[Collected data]
☆ ☆ ☆ ☆
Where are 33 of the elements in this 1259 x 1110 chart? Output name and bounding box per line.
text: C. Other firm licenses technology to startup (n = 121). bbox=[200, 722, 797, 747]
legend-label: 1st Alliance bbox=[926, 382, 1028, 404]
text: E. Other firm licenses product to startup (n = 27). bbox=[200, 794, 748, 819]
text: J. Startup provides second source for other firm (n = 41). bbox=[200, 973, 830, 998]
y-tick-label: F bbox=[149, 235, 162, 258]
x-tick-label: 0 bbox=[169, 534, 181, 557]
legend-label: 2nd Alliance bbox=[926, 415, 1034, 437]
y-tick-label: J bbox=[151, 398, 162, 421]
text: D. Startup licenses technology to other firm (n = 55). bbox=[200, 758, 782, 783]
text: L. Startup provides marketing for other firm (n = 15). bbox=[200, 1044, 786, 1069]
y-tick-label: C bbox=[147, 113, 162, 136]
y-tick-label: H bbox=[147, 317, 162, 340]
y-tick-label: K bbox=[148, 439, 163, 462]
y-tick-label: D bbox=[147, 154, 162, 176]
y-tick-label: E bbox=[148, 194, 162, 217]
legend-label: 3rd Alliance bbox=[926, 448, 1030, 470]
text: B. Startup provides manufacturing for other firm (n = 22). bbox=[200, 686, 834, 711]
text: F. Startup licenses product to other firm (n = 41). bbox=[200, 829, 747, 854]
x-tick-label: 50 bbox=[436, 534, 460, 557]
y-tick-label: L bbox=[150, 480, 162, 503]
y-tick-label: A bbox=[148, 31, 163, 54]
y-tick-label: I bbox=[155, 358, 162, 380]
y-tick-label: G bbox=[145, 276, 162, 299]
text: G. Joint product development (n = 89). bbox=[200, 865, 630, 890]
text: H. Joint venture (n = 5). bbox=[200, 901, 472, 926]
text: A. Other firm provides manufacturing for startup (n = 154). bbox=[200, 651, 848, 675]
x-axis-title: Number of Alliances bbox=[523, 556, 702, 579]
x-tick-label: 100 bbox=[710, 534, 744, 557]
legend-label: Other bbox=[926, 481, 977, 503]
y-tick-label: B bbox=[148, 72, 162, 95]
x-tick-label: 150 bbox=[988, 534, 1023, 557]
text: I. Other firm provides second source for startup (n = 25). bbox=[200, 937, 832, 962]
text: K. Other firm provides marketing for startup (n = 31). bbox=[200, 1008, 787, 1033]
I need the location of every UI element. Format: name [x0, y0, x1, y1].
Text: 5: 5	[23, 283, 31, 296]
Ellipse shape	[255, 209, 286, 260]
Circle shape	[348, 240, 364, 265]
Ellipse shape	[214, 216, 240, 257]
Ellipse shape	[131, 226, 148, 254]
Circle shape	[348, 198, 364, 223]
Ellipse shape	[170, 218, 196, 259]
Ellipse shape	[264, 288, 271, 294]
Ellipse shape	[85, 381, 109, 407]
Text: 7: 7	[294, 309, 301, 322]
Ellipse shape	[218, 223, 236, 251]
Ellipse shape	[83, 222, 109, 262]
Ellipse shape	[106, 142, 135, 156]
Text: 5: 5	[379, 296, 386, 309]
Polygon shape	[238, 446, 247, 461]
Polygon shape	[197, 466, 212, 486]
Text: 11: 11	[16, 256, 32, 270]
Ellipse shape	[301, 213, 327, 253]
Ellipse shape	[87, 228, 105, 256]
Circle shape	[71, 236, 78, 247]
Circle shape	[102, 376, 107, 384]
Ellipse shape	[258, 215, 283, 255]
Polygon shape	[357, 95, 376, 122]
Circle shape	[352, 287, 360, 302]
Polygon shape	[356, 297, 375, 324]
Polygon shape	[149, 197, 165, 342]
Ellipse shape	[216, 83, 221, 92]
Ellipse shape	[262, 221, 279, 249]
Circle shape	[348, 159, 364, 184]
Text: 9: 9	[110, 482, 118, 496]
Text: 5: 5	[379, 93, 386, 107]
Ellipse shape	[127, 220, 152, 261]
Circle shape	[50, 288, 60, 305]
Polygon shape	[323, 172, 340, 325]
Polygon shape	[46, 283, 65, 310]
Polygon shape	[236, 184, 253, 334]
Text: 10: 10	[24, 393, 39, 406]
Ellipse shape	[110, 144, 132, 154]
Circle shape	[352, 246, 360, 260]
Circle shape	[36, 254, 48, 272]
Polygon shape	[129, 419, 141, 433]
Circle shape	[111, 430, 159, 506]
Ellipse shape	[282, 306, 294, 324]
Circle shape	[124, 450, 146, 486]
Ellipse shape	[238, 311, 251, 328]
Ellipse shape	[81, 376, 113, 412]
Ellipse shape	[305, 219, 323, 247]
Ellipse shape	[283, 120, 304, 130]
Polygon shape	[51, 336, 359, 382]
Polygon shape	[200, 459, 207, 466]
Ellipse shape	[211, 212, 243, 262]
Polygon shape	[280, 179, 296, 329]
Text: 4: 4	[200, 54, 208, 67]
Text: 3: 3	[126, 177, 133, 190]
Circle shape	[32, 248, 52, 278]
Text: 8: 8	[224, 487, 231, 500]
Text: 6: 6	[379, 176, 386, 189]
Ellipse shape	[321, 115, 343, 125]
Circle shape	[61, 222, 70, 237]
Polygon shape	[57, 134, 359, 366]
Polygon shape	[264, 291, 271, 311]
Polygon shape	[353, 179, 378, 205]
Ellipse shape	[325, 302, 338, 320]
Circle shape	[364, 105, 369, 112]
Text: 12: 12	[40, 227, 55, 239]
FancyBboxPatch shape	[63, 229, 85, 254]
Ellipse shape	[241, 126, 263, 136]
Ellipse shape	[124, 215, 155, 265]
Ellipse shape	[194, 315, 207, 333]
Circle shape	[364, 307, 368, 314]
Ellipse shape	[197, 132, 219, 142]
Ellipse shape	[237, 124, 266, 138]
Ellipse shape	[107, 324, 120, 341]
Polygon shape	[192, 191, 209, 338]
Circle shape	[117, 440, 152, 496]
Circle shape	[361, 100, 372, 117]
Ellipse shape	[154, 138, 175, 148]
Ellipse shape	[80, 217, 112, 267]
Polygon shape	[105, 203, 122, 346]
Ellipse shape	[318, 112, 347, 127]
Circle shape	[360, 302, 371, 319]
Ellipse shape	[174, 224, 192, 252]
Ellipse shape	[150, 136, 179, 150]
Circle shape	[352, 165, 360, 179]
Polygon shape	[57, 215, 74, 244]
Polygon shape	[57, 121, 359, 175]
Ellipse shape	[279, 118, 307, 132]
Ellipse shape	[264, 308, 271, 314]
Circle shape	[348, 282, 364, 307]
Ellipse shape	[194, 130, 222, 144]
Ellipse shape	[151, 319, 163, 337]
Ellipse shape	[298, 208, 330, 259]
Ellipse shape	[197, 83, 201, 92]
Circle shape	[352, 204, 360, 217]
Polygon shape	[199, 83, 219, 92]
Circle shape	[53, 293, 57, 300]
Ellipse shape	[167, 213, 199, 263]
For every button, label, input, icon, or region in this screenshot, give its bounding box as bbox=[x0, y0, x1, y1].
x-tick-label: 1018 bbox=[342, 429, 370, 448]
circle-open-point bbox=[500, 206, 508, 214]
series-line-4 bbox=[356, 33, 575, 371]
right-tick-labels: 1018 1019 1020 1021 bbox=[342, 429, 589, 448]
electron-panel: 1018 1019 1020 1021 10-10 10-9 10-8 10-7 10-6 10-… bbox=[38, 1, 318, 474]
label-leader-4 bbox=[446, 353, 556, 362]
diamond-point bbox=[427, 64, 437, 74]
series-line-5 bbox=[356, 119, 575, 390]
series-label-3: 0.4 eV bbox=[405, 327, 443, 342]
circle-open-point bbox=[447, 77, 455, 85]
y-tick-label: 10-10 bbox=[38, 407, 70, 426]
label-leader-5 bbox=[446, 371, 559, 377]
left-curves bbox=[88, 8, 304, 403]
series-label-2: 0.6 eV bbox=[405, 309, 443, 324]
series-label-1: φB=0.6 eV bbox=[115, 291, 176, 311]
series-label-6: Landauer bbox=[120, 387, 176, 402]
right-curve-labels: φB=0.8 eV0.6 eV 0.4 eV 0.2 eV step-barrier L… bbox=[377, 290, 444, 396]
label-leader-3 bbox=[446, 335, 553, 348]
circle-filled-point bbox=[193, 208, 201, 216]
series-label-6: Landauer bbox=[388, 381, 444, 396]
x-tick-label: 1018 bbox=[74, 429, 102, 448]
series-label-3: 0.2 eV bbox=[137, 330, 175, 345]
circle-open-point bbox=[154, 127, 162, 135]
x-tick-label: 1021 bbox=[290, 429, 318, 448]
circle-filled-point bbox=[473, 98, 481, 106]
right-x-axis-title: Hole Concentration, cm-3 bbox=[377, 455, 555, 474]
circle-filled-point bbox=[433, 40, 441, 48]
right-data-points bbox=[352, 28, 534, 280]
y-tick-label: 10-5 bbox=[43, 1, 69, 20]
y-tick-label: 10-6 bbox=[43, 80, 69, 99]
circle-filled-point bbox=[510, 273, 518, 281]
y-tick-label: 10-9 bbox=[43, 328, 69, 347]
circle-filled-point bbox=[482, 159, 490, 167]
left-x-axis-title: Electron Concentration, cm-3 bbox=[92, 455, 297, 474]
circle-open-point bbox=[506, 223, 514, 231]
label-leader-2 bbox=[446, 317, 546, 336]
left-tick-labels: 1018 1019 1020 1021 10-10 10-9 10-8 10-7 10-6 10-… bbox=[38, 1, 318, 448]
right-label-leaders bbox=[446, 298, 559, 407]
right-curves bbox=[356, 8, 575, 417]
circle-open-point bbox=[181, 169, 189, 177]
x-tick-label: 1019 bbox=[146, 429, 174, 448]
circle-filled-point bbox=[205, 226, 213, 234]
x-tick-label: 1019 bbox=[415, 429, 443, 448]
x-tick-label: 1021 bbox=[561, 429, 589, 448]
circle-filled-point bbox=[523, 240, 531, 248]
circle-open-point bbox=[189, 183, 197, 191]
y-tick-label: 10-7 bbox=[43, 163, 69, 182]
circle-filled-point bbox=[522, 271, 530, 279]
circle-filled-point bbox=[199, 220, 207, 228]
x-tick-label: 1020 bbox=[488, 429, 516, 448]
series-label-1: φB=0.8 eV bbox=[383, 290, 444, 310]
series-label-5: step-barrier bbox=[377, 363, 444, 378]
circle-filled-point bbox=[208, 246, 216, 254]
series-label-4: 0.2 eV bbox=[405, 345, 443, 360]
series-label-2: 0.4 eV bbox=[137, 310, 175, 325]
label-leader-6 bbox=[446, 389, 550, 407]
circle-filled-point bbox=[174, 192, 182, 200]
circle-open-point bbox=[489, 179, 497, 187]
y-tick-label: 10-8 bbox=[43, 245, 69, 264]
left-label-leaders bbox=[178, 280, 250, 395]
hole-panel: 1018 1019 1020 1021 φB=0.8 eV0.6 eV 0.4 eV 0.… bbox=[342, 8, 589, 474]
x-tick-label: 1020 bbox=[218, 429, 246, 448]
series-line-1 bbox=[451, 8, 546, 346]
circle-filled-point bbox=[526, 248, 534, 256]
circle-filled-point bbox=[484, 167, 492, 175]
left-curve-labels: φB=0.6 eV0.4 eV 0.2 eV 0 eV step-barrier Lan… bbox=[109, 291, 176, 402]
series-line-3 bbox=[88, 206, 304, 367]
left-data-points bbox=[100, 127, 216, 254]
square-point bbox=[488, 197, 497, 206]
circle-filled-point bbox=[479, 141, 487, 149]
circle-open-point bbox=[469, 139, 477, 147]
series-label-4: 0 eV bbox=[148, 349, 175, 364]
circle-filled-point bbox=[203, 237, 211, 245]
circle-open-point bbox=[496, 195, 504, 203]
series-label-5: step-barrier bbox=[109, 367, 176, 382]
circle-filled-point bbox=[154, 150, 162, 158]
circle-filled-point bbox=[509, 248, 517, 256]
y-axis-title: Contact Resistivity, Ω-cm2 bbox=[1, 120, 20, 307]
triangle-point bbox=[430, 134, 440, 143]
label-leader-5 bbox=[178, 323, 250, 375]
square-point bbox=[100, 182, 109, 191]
☆ ☆ ☆ ☆
◆ **Work instructions**
Find each line above that contains the string "every", treating uppercase and lowercase as distinct, and copy those lines.

◆ **Task result**
I need the location of every UI element. Format: name [x0, y0, x1, y1].
For every button, label, input, icon, or region in this screenshot, give its bounding box as bbox=[x0, y0, x1, y1].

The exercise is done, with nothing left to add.